PARTE DO DOCUMENTO:
Ser… parecer...
De facto, os
tempos mudam, como o escrevera Camões e muitos outros, fortalecidos de leitura
clássica: “Todo o mundo é composto de mudança
/ Buscando sempre novas qualidades”. Não me lembro de nos meus tempos de
criança se fazer tanto finca-pé na questão do “outro”, estoutro surgindo no acréscimo
dos preceitos educacionais que propunham a amizade, o respeito pelos mais
velhos, a compaixão pelos que sofrem como alguns dentre esses, que, de resto,
as histórias infantis ajudavam a fortalecer, contribuindo assim para a formação
do carácter. É certo que máximas como “help
yourself” também estavam contidas nesses preceitos, como forma de estímulo a
um crescimento que condenava a mândria e acentuava a valorização pessoal pelo
estudo, mas que era igualmente permissivo com as naturais brincadeiras
fortalecedoras do desenvolvimento físico e da amizade, e, por consequência, da solidariedade,
a ela apensa. Não, não é negativo o preceito do “help yourself” estimulante do respeito por si próprio, forçando-o a
não esperar pelo encosto alheio. O que não implica que não se preste ajuda ao
outro, a solidariedade sendo uma máxima a todos os títulos louvável.
O certo é que se
vive hoje numa sociedade de ruído e permissividade, o respeito pelo “outro”
falhando “ab initio”, desde que se desautorizam os pais e os professores, como
a cada passo se vê, a tal “solidariedade” que se reivindica a todo o custo não
parecendo mais do que artimanha para captar votos nas urnas.
A arte de ser atencioso
Como
esperar que os nossos filhos tenham esperança se os deixamos no nevoeiro dos
resignados? Como se pode mudar o mundo, se o que a vida lhes descobre são
apenas espreitadelas para o mundo dos outros?
23
jan 2022
Talvez
a solidariedade seja a forma de alargarmos a todos os outros a necessidade com
que os pais dizem aos filhos que têm de ser amigos. O que, quando se vive
cercado por ideais de um individualismo glutão, parece ir-se transformando mais
numa intenção do que, propriamente, numa espécie de arte de sermos atenciosos
uns para os outros; que, ao que parece, vai caindo em desuso. “Termos de ser”
amigos não é solidariedade. “Termos de ser” amigos é uma frágil intenção.
Solidariedade é mais que isso: é o “desaforo” de sermos, gostosamente,
atenciosos uns para os outros.
É
claro que sermos atenciosos não significa sermos subservientes, falsamente
amistosos ou, simplesmente, adequados. Supõe que estimamos quem não conhecemos.
E que esperamos dum gesto atencioso uma retribuição mais ou menos idêntica. Um
sinal, digamos assim, que do atencioso nos leve ao simpático (ao amistoso), e
do simpático ao empático. Contribuindo assim para que sintamos que não estamos
sozinhos. E que temos com quem fazer pontes entre diferenças que, quando
dialogam umas com as outras, nos trazem, a todos, a claridade da mudança.

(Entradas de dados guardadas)
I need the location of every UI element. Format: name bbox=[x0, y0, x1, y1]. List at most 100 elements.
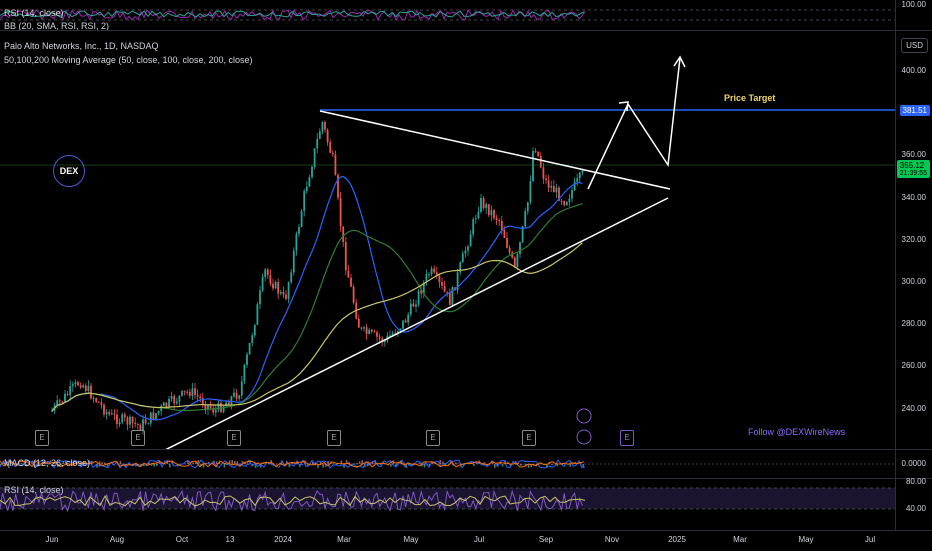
top-rsi-plot bbox=[0, 0, 896, 30]
candle-body bbox=[129, 417, 131, 425]
rsi-tick: 40.00 bbox=[906, 504, 926, 514]
macd-histogram-bar bbox=[551, 464, 553, 465]
top-rsi-pane[interactable]: RSI (14, close) BB (20, SMA, RSI, RSI, 2… bbox=[0, 0, 896, 30]
candle-body bbox=[124, 414, 126, 417]
candle-body bbox=[517, 254, 519, 267]
candle-body bbox=[348, 271, 350, 278]
macd-histogram-bar bbox=[569, 464, 571, 467]
price-tick: 260.00 bbox=[902, 361, 926, 371]
candle-body bbox=[415, 305, 417, 307]
price-tick: 280.00 bbox=[902, 319, 926, 329]
candle-body bbox=[532, 151, 534, 181]
candle-body bbox=[488, 204, 490, 215]
candle-body bbox=[301, 211, 303, 227]
candle-body bbox=[444, 286, 446, 292]
macd-histogram-bar bbox=[494, 464, 496, 468]
candle-body bbox=[316, 139, 318, 148]
earnings-badge[interactable]: E bbox=[522, 430, 536, 446]
candle-body bbox=[322, 122, 324, 131]
alert-icon-2 bbox=[577, 430, 591, 444]
candle-body bbox=[514, 257, 516, 267]
time-axis[interactable]: Jun Aug Oct 13 2024 Mar May Jul Sep Nov … bbox=[0, 530, 932, 551]
price-target-label: Price Target bbox=[724, 93, 775, 103]
candle-body bbox=[75, 382, 77, 384]
candle-body bbox=[561, 201, 563, 202]
candle-body bbox=[181, 391, 183, 396]
candle-body bbox=[363, 327, 365, 328]
candle-body bbox=[358, 319, 360, 328]
candle-body bbox=[319, 131, 321, 138]
candle-body bbox=[93, 398, 95, 399]
candle-body bbox=[137, 424, 139, 425]
candle-body bbox=[244, 365, 246, 381]
earnings-badge[interactable]: E bbox=[131, 430, 145, 446]
price-scale[interactable]: 100.00 USD 400.00 360.00 340.00 320.00 3… bbox=[895, 0, 932, 530]
candle-body bbox=[197, 395, 199, 397]
candle-body bbox=[530, 181, 532, 202]
macd-pane[interactable]: MACD (12, 26, close) bbox=[0, 450, 896, 478]
earnings-badge-future[interactable]: E bbox=[620, 430, 634, 446]
candle-body bbox=[267, 269, 269, 275]
candle-body bbox=[303, 191, 305, 211]
rsi-plot bbox=[0, 479, 896, 530]
dex-logo: DEX bbox=[53, 155, 85, 187]
candle-body bbox=[366, 327, 368, 334]
candle-body bbox=[90, 386, 92, 399]
candle-body bbox=[506, 238, 508, 248]
time-label: Mar bbox=[733, 535, 747, 544]
earnings-badge[interactable]: E bbox=[327, 430, 341, 446]
candle-body bbox=[150, 412, 152, 423]
candle-body bbox=[478, 212, 480, 218]
ma100-line bbox=[52, 204, 582, 411]
rsi-pane[interactable]: RSI (14, close) bbox=[0, 479, 896, 530]
candle-body bbox=[215, 410, 217, 413]
candle-body bbox=[56, 400, 58, 405]
candle-body bbox=[462, 253, 464, 262]
candle-body bbox=[548, 180, 550, 187]
macd-histogram-bar bbox=[322, 464, 324, 468]
follow-text: Follow @DEXWireNews bbox=[748, 427, 845, 437]
candle-body bbox=[472, 219, 474, 234]
candle-body bbox=[470, 234, 472, 246]
candle-body bbox=[493, 210, 495, 218]
symbol-title[interactable]: Palo Alto Networks, Inc., 1D, NASDAQ bbox=[4, 41, 159, 51]
candle-body bbox=[428, 274, 430, 275]
candle-body bbox=[132, 417, 134, 423]
candle-body bbox=[374, 331, 376, 332]
candle-body bbox=[241, 381, 243, 395]
earnings-badge[interactable]: E bbox=[426, 430, 440, 446]
candle-body bbox=[166, 403, 168, 407]
candle-body bbox=[579, 173, 581, 178]
candle-body bbox=[194, 388, 196, 395]
candle-body bbox=[439, 275, 441, 282]
candle-body bbox=[446, 292, 448, 293]
candle-body bbox=[82, 385, 84, 387]
current-price-label: 355.12 21:39:55 bbox=[897, 160, 930, 178]
countdown-value: 21:39:55 bbox=[900, 170, 927, 177]
ma-legend[interactable]: 50,100,200 Moving Average (50, close, 10… bbox=[4, 55, 253, 65]
macd-histogram-bar bbox=[359, 461, 361, 464]
time-label: 13 bbox=[226, 535, 235, 544]
candle-body bbox=[275, 282, 277, 288]
macd-histogram-bar bbox=[104, 463, 106, 464]
candle-body bbox=[361, 328, 363, 329]
macd-histogram-bar bbox=[156, 464, 158, 466]
time-label: Jun bbox=[46, 535, 59, 544]
macd-histogram-bar bbox=[234, 461, 236, 464]
candle-body bbox=[571, 190, 573, 198]
top-rsi-tick: 100.00 bbox=[902, 0, 926, 10]
currency-button[interactable]: USD bbox=[901, 38, 928, 53]
candle-body bbox=[324, 122, 326, 130]
main-chart-pane[interactable]: DEX Price Target Follow @DEXWireNews E E… bbox=[0, 31, 896, 449]
candle-body bbox=[327, 130, 329, 143]
candle-body bbox=[350, 278, 352, 287]
candle-body bbox=[251, 335, 253, 343]
candle-body bbox=[329, 142, 331, 153]
candle-body bbox=[498, 220, 500, 221]
macd-histogram-bar bbox=[101, 462, 103, 464]
candle-body bbox=[345, 242, 347, 271]
earnings-badge[interactable]: E bbox=[35, 430, 49, 446]
earnings-badge[interactable]: E bbox=[227, 430, 241, 446]
candle-body bbox=[163, 403, 165, 406]
candle-body bbox=[410, 304, 412, 315]
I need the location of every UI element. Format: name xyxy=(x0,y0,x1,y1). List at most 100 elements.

O QUE FAZER:
1) Reproduza sem alterações o trecho do texto sobre a solidariedade que começa nas palavras que contêm "Solidariedade é mais" e termina em "quem não conhecemos.".
2) Por favor, transcreva sem qualquer alteração apenas as linhas das entradas que vão da linha que contém "top-rsi-plot bbox=[0, 0, 896, 30]" até à linha que contém "candle-body bbox=[301, 211, 303, 227]", incluindo ambas.
O texto sobre a solidariedade e as entradas não têm qualquer relação entre si.

RESULTADOS:
1)
Solidariedade é mais que isso: é o “desaforo” de sermos, gostosamente,
atenciosos uns para os outros.
É
claro que sermos atenciosos não significa sermos subservientes, falsamente
amistosos ou, simplesmente, adequados. Supõe que estimamos quem não conhecemos.

2)
top-rsi-plot bbox=[0, 0, 896, 30]
candle-body bbox=[129, 417, 131, 425]
rsi-tick: 40.00 bbox=[906, 504, 926, 514]
macd-histogram-bar bbox=[551, 464, 553, 465]
top-rsi-pane[interactable]: RSI (14, close) BB (20, SMA, RSI, RSI, 2… bbox=[0, 0, 896, 30]
candle-body bbox=[124, 414, 126, 417]
candle-body bbox=[517, 254, 519, 267]
candle-body bbox=[348, 271, 350, 278]
macd-histogram-bar bbox=[569, 464, 571, 467]
price-tick: 260.00 bbox=[902, 361, 926, 371]
candle-body bbox=[415, 305, 417, 307]
price-tick: 280.00 bbox=[902, 319, 926, 329]
candle-body bbox=[532, 151, 534, 181]
candle-body bbox=[488, 204, 490, 215]
candle-body bbox=[301, 211, 303, 227]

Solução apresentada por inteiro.